(Stated task): Below are the records; collect from them each line containing the string "title".
:: Entries provided
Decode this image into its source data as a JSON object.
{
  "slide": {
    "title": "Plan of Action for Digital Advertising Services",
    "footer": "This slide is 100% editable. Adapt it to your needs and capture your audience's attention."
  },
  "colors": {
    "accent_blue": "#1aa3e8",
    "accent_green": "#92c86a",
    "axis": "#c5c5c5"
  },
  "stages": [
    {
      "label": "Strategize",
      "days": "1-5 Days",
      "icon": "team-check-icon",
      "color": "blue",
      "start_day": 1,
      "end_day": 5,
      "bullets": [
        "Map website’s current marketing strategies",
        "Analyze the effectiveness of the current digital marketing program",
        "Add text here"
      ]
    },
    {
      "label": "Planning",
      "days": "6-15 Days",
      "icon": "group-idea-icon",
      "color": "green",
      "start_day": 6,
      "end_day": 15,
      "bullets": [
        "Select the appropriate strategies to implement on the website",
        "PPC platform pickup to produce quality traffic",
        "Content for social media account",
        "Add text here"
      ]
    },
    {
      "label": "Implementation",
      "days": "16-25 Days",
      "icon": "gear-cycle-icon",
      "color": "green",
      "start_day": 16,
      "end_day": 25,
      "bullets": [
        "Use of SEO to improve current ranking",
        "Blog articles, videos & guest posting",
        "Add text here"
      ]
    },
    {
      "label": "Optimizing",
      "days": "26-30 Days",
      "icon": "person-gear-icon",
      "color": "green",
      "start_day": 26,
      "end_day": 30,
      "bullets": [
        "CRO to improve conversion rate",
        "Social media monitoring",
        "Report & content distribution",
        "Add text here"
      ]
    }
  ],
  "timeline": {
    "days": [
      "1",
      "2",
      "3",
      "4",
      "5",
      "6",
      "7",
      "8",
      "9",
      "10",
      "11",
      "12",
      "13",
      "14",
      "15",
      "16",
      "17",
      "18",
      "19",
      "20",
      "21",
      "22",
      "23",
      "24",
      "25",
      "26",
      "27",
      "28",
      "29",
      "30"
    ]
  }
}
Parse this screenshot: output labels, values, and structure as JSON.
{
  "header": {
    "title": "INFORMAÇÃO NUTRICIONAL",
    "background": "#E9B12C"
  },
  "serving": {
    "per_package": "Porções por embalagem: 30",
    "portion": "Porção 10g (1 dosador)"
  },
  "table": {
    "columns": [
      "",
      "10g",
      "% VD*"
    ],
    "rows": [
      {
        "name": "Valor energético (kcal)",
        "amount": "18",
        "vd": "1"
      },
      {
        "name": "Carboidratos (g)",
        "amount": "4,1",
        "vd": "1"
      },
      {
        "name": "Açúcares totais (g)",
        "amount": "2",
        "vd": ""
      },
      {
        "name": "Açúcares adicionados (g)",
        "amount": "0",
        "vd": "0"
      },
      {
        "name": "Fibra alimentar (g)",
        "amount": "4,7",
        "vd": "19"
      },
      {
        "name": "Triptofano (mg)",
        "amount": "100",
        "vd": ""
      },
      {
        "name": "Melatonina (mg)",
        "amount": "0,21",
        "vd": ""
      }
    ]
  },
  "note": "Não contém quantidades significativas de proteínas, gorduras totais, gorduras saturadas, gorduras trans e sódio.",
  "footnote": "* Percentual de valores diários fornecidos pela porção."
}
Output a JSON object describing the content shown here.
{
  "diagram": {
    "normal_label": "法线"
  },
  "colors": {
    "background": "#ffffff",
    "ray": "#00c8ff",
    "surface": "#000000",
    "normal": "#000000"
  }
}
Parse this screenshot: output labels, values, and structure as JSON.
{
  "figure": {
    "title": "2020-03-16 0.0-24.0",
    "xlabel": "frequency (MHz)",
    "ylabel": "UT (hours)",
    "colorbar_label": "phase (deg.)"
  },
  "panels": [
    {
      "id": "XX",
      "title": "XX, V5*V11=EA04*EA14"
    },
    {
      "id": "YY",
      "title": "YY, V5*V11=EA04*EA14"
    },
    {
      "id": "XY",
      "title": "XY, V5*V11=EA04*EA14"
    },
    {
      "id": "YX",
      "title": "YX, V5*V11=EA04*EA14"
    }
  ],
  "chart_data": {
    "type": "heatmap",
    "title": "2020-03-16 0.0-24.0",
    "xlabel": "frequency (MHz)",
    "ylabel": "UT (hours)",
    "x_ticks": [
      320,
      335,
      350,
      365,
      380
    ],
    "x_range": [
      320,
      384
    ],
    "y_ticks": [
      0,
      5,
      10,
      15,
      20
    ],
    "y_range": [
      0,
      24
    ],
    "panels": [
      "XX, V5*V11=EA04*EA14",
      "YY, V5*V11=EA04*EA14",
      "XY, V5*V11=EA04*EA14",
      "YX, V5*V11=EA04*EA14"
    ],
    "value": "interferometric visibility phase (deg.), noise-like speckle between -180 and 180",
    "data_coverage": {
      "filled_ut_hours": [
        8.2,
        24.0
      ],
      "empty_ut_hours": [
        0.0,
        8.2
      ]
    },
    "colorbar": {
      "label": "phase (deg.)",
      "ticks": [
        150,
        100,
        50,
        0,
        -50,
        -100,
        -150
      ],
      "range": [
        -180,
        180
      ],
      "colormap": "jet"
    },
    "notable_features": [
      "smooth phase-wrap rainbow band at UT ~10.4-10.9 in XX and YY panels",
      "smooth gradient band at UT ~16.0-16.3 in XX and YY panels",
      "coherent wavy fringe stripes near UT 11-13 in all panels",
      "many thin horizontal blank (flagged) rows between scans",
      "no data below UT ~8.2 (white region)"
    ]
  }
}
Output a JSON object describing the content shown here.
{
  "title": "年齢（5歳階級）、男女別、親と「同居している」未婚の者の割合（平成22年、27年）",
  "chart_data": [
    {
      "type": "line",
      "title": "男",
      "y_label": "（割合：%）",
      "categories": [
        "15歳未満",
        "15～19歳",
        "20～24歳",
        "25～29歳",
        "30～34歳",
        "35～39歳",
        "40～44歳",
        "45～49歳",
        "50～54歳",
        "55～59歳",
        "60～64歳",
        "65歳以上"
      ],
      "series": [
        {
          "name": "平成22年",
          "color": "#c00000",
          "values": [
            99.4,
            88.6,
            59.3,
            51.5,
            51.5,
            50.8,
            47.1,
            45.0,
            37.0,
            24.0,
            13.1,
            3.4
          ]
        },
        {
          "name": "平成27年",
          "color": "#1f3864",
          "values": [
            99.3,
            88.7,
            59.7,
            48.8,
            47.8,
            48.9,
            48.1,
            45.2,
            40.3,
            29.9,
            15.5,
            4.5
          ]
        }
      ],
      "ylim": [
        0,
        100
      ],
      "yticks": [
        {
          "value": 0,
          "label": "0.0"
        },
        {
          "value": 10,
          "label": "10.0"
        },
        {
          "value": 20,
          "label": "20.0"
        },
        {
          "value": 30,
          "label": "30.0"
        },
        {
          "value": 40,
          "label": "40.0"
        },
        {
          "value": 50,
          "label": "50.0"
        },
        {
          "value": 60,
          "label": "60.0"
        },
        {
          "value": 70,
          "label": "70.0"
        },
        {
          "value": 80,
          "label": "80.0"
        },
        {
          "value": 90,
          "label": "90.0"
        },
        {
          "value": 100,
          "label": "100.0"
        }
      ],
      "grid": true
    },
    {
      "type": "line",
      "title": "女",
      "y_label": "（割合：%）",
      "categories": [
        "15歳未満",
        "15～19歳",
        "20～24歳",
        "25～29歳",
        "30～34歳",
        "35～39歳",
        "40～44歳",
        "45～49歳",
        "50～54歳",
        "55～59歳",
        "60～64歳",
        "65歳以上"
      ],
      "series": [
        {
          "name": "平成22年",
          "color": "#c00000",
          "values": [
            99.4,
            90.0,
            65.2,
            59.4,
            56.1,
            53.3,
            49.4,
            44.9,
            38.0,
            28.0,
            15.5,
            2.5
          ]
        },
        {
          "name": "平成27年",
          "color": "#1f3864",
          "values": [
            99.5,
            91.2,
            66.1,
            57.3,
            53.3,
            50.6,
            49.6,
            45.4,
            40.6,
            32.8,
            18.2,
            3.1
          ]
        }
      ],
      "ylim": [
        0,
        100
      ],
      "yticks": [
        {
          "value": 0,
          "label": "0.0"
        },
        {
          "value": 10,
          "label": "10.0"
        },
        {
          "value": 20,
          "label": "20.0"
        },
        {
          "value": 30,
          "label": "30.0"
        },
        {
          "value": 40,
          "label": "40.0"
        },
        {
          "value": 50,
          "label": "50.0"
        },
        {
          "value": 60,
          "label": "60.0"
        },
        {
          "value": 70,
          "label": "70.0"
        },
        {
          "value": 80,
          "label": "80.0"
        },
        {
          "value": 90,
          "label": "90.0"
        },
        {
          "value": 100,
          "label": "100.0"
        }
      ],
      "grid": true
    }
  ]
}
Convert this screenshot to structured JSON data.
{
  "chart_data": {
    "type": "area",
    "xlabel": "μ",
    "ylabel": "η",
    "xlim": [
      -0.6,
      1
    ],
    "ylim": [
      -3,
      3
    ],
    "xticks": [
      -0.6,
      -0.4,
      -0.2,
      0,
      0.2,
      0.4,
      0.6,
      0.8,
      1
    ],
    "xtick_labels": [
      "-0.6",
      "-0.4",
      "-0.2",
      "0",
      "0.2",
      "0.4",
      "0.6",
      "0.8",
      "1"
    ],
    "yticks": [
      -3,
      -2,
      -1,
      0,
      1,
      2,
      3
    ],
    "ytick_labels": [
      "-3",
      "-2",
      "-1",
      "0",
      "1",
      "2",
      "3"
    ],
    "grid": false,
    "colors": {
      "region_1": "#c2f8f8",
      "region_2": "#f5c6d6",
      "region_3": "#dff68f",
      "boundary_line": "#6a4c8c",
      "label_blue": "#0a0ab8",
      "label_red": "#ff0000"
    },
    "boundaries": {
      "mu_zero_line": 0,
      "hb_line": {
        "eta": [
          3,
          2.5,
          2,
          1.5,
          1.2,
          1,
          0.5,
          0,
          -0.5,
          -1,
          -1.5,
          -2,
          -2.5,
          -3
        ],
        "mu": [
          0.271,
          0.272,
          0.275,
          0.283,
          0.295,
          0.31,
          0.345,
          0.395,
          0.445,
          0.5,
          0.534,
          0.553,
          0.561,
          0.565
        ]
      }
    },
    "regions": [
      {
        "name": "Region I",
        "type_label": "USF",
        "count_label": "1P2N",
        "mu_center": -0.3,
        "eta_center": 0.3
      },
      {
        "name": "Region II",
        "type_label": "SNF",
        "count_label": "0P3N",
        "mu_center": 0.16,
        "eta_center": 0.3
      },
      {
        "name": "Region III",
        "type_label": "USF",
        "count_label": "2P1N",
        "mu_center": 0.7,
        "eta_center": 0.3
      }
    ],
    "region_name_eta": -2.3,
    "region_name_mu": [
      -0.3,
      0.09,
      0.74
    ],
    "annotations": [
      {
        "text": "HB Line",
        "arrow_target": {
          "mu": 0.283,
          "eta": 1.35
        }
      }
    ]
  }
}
::::
(Written response):
    "title": "Plan of Action for Digital Advertising Services",
    "title": "INFORMAÇÃO NUTRICIONAL",
    "title": "2020-03-16 0.0-24.0",
      "title": "XX, V5*V11=EA04*EA14"
      "title": "YY, V5*V11=EA04*EA14"
      "title": "XY, V5*V11=EA04*EA14"
      "title": "YX, V5*V11=EA04*EA14"
    "title": "2020-03-16 0.0-24.0",
  "title": "年齢（5歳階級）、男女別、親と「同居している」未婚の者の割合（平成22年、27年）",
      "title": "男",
      "title": "女",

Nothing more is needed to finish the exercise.